> Available data:
★ ★ ★ ★ ★

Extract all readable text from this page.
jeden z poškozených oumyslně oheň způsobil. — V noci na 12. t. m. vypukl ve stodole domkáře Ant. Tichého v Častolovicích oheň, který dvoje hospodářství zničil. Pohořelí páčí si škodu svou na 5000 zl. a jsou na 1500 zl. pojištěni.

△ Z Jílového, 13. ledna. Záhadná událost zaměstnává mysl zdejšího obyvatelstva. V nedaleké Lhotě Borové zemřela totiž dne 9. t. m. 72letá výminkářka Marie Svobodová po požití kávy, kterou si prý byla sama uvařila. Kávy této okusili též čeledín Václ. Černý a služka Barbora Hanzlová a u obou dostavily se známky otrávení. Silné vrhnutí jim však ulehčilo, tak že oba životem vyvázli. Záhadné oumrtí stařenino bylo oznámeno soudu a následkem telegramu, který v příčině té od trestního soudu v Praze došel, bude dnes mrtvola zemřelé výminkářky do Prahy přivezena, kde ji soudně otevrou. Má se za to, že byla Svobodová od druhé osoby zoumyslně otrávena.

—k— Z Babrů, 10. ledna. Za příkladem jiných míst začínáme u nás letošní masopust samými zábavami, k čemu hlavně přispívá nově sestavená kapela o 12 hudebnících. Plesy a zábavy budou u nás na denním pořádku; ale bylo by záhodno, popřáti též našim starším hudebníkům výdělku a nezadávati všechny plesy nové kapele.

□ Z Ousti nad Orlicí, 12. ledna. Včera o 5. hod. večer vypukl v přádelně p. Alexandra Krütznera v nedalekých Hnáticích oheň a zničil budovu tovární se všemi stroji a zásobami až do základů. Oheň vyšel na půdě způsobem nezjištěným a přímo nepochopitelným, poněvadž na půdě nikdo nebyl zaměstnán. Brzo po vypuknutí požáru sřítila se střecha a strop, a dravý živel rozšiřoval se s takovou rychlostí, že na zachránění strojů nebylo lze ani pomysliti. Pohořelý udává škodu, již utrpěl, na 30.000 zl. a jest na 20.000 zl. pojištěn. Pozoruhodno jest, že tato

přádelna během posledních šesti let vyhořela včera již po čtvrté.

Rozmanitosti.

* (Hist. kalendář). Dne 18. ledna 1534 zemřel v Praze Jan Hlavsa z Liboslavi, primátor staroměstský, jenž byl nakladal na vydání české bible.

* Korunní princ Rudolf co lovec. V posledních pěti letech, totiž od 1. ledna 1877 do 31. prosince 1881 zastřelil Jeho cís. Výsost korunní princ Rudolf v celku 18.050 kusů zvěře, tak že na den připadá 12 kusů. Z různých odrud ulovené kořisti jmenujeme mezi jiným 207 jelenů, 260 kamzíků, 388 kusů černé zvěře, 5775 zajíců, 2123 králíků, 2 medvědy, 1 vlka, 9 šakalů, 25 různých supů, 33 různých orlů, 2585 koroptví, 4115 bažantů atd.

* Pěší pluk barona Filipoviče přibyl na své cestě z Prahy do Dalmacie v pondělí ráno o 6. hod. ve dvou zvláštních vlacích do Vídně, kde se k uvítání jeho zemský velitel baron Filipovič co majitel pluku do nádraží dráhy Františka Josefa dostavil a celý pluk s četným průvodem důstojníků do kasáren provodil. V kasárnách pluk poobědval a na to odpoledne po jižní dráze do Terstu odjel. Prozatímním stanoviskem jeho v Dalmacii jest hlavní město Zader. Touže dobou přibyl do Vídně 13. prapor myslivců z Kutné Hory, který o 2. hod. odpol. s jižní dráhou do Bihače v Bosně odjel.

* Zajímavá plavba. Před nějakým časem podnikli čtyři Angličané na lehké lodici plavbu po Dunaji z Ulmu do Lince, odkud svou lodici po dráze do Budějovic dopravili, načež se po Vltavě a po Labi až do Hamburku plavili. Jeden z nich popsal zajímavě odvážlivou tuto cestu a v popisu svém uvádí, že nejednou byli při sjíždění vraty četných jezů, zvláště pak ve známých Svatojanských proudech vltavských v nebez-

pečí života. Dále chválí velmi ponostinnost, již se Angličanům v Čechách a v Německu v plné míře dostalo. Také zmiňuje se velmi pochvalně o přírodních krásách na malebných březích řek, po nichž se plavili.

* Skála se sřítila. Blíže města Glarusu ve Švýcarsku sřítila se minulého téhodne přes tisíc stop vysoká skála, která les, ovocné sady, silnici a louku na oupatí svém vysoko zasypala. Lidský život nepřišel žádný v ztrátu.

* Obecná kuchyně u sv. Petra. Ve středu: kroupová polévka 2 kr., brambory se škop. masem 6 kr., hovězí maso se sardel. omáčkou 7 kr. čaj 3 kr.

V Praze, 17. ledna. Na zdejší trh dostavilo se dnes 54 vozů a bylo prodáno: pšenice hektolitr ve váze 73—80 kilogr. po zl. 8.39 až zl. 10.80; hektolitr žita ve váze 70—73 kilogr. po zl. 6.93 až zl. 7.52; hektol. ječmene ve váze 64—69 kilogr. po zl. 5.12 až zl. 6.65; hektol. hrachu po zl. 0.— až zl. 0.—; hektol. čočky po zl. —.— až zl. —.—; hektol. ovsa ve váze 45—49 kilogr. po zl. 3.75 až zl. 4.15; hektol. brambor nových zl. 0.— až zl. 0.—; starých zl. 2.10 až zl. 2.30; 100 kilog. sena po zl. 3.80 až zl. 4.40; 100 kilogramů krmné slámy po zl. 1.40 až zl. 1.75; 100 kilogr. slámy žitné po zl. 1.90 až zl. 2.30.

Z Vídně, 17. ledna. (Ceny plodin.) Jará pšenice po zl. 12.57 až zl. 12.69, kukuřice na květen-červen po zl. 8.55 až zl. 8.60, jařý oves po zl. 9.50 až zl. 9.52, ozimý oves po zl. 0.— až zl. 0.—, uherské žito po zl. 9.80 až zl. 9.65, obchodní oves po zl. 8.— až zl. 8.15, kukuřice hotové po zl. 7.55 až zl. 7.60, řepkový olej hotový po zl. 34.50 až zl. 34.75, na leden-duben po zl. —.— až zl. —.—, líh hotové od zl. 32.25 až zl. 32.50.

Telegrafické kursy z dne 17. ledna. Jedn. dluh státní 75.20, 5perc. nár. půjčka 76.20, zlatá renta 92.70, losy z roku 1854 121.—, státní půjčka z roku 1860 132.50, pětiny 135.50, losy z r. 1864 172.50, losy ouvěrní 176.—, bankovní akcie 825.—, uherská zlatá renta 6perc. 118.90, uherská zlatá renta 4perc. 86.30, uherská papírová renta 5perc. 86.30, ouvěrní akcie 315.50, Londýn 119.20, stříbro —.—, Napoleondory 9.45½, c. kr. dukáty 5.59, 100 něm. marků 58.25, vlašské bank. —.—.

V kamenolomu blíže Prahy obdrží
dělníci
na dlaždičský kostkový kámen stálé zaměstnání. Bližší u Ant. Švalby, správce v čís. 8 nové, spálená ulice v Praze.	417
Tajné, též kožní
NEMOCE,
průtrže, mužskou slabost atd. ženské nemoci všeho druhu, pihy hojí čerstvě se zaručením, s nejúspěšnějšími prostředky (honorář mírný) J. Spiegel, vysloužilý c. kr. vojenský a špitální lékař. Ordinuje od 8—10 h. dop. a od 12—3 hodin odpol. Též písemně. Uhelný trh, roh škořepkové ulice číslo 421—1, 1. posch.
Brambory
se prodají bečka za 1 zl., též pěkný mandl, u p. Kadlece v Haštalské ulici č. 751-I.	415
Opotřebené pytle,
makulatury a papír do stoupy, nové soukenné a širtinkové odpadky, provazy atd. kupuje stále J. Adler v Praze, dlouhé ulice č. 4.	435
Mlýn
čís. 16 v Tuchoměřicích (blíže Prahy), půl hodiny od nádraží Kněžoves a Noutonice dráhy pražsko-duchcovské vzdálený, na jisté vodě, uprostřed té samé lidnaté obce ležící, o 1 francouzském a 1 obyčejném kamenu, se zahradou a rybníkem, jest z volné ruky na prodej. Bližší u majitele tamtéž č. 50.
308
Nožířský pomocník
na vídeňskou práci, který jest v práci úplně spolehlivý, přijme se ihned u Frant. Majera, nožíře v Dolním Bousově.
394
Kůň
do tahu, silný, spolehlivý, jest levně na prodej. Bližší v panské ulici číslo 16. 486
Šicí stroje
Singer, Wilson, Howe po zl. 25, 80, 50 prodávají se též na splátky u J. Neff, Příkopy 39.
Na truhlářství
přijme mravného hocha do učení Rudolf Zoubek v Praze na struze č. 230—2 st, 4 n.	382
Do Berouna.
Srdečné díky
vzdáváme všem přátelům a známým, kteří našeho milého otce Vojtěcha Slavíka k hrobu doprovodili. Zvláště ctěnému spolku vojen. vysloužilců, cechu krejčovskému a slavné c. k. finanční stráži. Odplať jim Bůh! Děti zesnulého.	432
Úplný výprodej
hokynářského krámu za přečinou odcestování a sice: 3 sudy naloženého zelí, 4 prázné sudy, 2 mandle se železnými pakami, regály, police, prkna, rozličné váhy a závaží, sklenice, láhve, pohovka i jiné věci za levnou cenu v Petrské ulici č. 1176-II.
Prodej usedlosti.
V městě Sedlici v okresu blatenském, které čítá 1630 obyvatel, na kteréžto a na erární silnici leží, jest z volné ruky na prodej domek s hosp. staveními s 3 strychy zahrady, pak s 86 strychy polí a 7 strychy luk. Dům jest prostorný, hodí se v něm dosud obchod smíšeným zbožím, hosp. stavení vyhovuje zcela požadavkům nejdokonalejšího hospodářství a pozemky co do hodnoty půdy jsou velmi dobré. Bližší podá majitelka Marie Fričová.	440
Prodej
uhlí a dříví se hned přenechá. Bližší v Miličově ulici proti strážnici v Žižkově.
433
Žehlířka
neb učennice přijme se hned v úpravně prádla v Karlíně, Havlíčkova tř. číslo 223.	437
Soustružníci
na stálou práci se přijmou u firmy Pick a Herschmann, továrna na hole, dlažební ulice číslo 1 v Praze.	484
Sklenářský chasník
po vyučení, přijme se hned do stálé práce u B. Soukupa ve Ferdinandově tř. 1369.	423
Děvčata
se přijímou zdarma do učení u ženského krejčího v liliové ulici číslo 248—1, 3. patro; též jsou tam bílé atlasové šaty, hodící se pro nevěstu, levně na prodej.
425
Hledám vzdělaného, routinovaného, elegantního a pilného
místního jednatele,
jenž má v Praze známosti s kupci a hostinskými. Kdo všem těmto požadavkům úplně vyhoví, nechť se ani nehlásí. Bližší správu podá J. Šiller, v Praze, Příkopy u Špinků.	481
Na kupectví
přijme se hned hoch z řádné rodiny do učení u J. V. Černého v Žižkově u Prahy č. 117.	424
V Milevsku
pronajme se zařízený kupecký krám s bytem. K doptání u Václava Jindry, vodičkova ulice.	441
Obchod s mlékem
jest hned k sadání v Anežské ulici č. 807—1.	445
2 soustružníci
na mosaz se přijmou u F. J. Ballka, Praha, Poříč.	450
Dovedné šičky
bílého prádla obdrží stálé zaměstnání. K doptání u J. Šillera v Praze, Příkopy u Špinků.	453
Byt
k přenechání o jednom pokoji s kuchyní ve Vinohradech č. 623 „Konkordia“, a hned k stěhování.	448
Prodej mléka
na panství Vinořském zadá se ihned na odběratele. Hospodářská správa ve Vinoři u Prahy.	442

★ ★ ★ ★ ★

Copy every line in the listing above where the string "přijme" turns up.

> Solution for this task:
na vídeňskou práci, který jest v práci úplně spolehlivý, přijme se ihned u Frant. Majera, nožíře v Dolním Bousově.
přijme mravného hocha do učení Rudolf Zoubek v Praze na struze č. 230—2 st, 4 n.	382
neb učennice přijme se hned v úpravně prádla v Karlíně, Havlíčkova tř. číslo 223.	437
po vyučení, přijme se hned do stálé práce u B. Soukupa ve Ferdinandově tř. 1369.	423
přijme se hned hoch z řádné rodiny do učení u J. V. Černého v Žižkově u Prahy č. 117.	424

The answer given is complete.